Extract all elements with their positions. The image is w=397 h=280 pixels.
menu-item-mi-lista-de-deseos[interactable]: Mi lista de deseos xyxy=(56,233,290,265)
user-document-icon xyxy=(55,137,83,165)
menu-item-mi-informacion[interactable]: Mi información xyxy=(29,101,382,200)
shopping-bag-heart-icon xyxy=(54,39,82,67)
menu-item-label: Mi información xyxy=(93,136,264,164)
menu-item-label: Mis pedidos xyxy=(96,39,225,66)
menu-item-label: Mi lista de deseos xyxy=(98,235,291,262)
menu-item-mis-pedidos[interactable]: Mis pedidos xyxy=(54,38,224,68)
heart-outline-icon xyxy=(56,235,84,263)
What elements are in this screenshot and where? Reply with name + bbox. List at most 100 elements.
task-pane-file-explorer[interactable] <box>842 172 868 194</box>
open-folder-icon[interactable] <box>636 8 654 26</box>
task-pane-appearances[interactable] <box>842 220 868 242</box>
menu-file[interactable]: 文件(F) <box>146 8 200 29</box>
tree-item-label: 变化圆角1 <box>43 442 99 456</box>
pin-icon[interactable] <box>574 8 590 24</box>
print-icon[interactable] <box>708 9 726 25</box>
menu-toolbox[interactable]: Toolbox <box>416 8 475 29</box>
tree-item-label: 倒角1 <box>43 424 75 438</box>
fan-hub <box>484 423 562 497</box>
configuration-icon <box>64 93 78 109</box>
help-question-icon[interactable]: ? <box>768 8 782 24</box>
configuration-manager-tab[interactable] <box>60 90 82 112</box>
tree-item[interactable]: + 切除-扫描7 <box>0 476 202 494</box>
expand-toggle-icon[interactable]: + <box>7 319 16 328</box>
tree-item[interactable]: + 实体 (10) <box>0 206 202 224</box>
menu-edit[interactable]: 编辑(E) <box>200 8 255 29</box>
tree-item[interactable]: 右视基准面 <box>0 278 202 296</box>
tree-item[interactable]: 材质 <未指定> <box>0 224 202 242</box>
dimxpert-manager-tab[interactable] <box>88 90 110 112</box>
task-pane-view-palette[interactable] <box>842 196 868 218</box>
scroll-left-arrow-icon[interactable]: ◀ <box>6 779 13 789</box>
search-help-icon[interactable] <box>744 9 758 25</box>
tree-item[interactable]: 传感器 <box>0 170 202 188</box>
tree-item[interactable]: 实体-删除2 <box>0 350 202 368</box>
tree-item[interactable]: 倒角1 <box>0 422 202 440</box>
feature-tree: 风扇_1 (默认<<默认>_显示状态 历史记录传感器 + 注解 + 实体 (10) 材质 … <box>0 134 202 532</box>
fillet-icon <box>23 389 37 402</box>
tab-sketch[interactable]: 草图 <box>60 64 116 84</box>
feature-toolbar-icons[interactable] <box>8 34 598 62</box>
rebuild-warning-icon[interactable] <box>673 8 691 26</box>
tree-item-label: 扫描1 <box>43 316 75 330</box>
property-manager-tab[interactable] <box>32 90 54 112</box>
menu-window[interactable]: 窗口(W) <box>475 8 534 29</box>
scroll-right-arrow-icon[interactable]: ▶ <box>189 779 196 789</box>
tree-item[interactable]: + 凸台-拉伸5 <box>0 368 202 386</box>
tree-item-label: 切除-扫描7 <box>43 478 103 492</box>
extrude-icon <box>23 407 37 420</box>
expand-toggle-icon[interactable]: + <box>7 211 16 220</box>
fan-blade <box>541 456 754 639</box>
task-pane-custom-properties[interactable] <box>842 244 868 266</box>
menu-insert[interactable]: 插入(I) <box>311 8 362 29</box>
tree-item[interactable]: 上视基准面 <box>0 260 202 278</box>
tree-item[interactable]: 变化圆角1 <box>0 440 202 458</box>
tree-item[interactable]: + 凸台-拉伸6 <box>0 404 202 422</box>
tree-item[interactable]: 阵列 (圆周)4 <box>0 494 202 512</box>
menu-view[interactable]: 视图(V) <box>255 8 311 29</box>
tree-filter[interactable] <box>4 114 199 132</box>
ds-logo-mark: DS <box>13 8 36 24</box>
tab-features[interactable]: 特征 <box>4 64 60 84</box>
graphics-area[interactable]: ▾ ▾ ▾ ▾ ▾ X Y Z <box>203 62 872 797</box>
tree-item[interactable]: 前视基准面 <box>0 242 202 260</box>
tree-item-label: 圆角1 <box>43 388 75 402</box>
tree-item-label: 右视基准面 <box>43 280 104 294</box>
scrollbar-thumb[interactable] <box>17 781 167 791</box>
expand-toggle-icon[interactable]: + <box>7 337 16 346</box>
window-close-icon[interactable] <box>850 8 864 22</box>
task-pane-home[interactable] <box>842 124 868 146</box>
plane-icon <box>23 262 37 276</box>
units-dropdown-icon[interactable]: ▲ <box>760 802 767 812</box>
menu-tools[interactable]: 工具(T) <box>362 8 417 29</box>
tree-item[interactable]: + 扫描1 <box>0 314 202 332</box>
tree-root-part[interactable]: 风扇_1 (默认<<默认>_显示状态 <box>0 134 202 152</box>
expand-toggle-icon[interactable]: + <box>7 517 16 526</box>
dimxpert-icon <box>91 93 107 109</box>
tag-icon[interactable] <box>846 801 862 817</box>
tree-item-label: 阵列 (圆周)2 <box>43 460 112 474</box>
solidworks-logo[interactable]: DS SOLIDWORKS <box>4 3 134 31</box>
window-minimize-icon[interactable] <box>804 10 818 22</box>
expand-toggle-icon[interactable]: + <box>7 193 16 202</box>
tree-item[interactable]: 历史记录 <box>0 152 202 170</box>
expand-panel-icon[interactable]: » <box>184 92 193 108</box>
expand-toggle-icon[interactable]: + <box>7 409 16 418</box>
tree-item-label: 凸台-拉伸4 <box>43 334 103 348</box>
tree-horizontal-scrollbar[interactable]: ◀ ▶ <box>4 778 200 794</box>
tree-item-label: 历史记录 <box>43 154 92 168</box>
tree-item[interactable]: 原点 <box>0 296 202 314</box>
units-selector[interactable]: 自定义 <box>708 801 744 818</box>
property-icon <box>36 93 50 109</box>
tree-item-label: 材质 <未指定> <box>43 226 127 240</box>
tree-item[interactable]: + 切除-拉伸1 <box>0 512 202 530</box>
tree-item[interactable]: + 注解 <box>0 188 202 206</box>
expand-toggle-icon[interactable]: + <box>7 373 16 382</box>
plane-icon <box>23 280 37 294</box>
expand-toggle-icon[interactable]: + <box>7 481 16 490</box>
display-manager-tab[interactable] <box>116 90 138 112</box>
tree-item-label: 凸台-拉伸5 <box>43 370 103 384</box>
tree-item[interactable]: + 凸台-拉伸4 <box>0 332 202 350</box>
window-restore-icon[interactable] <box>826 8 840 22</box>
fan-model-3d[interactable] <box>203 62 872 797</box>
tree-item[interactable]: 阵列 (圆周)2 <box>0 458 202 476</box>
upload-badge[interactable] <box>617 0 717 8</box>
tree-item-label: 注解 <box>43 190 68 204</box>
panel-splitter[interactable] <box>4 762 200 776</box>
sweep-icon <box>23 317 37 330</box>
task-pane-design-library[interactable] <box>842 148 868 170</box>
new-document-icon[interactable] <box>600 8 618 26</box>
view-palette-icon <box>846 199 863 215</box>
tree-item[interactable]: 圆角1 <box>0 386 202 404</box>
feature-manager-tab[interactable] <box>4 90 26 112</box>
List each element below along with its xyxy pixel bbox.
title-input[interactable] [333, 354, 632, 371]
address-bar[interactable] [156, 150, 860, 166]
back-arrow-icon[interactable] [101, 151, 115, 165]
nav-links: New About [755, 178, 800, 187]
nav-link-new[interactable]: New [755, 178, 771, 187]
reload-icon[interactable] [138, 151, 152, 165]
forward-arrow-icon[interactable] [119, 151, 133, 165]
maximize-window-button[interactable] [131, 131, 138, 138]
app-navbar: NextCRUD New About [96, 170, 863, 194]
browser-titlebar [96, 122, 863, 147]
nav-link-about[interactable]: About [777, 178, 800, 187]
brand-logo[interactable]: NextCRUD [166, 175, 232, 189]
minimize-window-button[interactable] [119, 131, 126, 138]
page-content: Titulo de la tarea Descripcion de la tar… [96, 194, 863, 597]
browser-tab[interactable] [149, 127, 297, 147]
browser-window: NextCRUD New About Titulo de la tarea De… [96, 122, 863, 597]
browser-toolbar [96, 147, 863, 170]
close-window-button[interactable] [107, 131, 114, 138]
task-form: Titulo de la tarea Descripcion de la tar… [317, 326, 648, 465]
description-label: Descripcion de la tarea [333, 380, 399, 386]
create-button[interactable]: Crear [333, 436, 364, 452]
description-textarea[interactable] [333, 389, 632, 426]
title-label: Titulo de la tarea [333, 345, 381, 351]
⁂
● **Exercise directions**: Reproduce the entries verbatim, from the first line up to and including the line that contains "configuration-manager-tab[interactable] <box>60 90".

● **Finished task**:
Extract all elements with their positions. The image is w=397 h=280 pixels.
menu-item-mi-lista-de-deseos[interactable]: Mi lista de deseos xyxy=(56,233,290,265)
user-document-icon xyxy=(55,137,83,165)
menu-item-mi-informacion[interactable]: Mi información xyxy=(29,101,382,200)
shopping-bag-heart-icon xyxy=(54,39,82,67)
menu-item-label: Mi información xyxy=(93,136,264,164)
menu-item-label: Mis pedidos xyxy=(96,39,225,66)
menu-item-label: Mi lista de deseos xyxy=(98,235,291,262)
menu-item-mis-pedidos[interactable]: Mis pedidos xyxy=(54,38,224,68)
heart-outline-icon xyxy=(56,235,84,263)
What elements are in this screenshot and where? Reply with name + bbox. List at most 100 elements.
task-pane-file-explorer[interactable] <box>842 172 868 194</box>
open-folder-icon[interactable] <box>636 8 654 26</box>
task-pane-appearances[interactable] <box>842 220 868 242</box>
menu-file[interactable]: 文件(F) <box>146 8 200 29</box>
tree-item-label: 变化圆角1 <box>43 442 99 456</box>
pin-icon[interactable] <box>574 8 590 24</box>
print-icon[interactable] <box>708 9 726 25</box>
menu-toolbox[interactable]: Toolbox <box>416 8 475 29</box>
tree-item-label: 倒角1 <box>43 424 75 438</box>
fan-hub <box>484 423 562 497</box>
configuration-icon <box>64 93 78 109</box>
help-question-icon[interactable]: ? <box>768 8 782 24</box>
configuration-manager-tab[interactable] <box>60 90 82 112</box>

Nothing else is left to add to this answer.